> [OBJECTIF]:
Répondez à ces questions d'après l'article sur Grigny 2 :
1. À quelle décennie la copropriété a-t-elle été imaginée ?
2. Qui le projet immobilier devait-il loger à sa construction ?
3. Combien de logements compte l'ensemble ?

━━ EXTRAIT DE PAGE

Grigny 2 : partir à tout prix

La copropriété de standing imaginée dans les années 1970 est devenue en quatre décennies un haut lieu de misère et de relégation. En cause : les failles des politiques du logement.

Pauline Graulle  • 12 février 2015 abonné·es
Grigny 2 : partir à tout prix
© AFP PHOTO / JOEL ROBINE

La lumière cristalline perce entre les branches des lourds sapins. En ce matin glacial, où le ronronnement lointain du RER couvre par intermittence le chant des oiseaux, Grigny 2 ressemble à une résidence tranquille. Si ce n’était ces panneaux « À vendre ». Un, deux, huit, dix… Sous les balcons débordant d’antennes télé, de linge et de vélos, les affichettes de couleur prolifèrent sur les tours dressées vers le ciel. Vendre et partir. Telle est l’aspiration de bien des habitants de ce grand ensemble qui cumule les superlatifs. La deuxième copropriété d’Europe (en taille), située dans la ville la plus indigente de l’Essonne, accueille aussi la population la plus pauvre de Grigny. Même à La Grande-Borne, cité « chaude » située de l’autre côté de l’A6, le niveau de vie est un peu plus élevé. Un comble pour ce projet immobilier destiné, à sa construction dans les années 1970, à loger pilotes et hôtesses de l’aéroport voisin d’Orly. Du rêve d’acquérir à coût raisonnable un appartement de standing que promettait jadis Grigny 2, ne restent aujourd’hui que les belles façades brunes et blanches. Cinq mille logements plutôt de bonne facture, qui ont vu s’installer une population toujours plus pauvre et bigarrée à partir du milieu des années 1980. Pour devenir un haut lieu de la délinquance et de la misère.

« Gauloise »

━━━━
━━ ENTRÉES FOURNIES

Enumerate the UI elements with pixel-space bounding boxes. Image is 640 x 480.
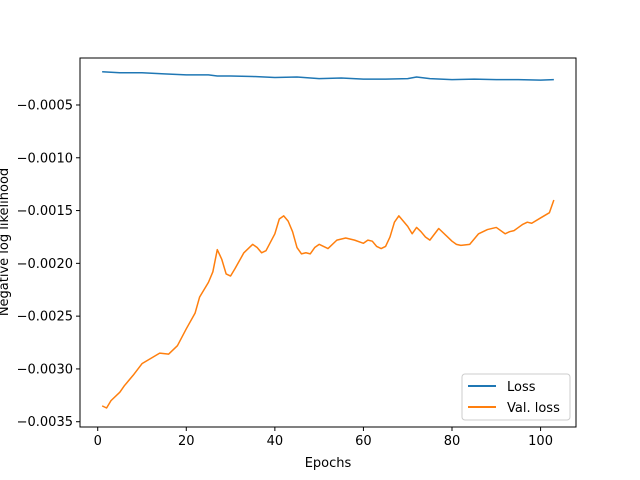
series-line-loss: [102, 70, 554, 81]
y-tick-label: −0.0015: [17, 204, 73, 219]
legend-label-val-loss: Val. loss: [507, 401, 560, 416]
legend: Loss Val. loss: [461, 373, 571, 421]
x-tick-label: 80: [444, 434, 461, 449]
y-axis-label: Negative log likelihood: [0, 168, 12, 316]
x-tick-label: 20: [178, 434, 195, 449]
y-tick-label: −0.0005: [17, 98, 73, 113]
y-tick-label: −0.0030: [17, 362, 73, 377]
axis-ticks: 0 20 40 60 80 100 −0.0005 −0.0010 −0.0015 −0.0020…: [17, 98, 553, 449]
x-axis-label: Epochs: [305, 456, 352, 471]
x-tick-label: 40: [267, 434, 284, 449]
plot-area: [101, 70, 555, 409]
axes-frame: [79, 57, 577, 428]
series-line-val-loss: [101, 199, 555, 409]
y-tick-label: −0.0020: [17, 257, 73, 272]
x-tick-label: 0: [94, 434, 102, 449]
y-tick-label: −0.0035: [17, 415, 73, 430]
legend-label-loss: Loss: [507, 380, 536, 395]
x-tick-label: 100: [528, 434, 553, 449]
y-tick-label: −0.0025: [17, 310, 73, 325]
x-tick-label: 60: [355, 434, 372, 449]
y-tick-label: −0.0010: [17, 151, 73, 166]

━━━━
━━ ENTRÉES FOURNIES

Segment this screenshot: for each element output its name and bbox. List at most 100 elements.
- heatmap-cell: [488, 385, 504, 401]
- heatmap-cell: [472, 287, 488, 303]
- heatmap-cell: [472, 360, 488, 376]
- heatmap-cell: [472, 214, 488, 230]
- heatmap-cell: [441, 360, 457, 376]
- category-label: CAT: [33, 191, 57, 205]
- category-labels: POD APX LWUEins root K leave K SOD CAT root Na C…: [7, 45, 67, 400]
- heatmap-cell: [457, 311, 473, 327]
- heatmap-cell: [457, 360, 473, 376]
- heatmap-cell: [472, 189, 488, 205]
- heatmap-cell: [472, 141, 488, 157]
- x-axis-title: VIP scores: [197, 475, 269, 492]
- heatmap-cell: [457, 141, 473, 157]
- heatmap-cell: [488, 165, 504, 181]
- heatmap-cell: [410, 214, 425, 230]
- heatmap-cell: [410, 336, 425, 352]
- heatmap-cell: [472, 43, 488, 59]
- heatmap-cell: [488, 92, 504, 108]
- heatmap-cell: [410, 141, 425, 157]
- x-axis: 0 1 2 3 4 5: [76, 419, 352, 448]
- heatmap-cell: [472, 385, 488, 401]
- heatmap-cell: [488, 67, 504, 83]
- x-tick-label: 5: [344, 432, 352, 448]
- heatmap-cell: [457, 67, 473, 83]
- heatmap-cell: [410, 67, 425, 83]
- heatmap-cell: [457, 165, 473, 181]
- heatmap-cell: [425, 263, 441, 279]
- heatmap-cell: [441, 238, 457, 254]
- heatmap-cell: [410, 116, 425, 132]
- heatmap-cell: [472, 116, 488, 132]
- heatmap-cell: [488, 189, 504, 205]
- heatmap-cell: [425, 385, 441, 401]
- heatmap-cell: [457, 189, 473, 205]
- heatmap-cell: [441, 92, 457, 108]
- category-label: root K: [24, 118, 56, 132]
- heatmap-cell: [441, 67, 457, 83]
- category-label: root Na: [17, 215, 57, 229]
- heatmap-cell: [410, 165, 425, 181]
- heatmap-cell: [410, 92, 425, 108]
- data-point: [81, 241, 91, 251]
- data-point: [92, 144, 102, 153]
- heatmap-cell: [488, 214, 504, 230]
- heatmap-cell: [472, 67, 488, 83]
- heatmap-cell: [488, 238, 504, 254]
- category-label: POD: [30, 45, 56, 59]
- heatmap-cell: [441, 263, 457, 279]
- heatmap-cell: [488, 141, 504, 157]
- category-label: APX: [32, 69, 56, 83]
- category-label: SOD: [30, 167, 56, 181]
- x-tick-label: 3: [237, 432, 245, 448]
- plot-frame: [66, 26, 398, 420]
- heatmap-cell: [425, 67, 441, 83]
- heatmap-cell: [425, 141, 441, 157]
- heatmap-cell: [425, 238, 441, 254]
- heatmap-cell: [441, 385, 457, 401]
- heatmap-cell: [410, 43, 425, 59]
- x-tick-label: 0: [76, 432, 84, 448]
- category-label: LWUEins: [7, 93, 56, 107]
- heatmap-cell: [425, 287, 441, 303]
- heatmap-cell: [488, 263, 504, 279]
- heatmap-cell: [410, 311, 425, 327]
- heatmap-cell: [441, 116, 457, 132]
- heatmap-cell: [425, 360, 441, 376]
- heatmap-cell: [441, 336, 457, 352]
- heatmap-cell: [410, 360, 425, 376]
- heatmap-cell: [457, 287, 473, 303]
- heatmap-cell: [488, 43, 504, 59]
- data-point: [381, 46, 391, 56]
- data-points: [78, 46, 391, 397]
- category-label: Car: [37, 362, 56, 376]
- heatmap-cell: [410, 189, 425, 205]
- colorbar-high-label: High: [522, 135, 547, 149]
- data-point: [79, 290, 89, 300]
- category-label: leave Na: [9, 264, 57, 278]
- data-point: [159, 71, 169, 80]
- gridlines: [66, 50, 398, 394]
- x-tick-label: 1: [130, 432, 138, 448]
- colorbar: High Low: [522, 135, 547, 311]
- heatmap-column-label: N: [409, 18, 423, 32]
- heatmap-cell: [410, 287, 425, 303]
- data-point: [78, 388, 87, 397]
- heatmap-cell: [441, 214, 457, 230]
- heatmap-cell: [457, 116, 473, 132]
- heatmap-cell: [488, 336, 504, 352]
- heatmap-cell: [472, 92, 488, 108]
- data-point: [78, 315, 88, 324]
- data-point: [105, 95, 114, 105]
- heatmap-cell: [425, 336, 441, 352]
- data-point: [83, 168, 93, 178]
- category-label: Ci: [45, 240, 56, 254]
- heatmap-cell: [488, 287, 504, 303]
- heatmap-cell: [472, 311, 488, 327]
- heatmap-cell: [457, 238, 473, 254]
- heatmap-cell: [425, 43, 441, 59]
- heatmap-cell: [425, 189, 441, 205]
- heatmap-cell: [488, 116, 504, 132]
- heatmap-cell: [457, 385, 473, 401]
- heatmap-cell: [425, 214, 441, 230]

━━━━

> [RÉPONSE CI-DESSOUS]:
1. Les années 1970.
2. Les pilotes et hôtesses de l'aéroport voisin d'Orly.
3. Cinq mille logements.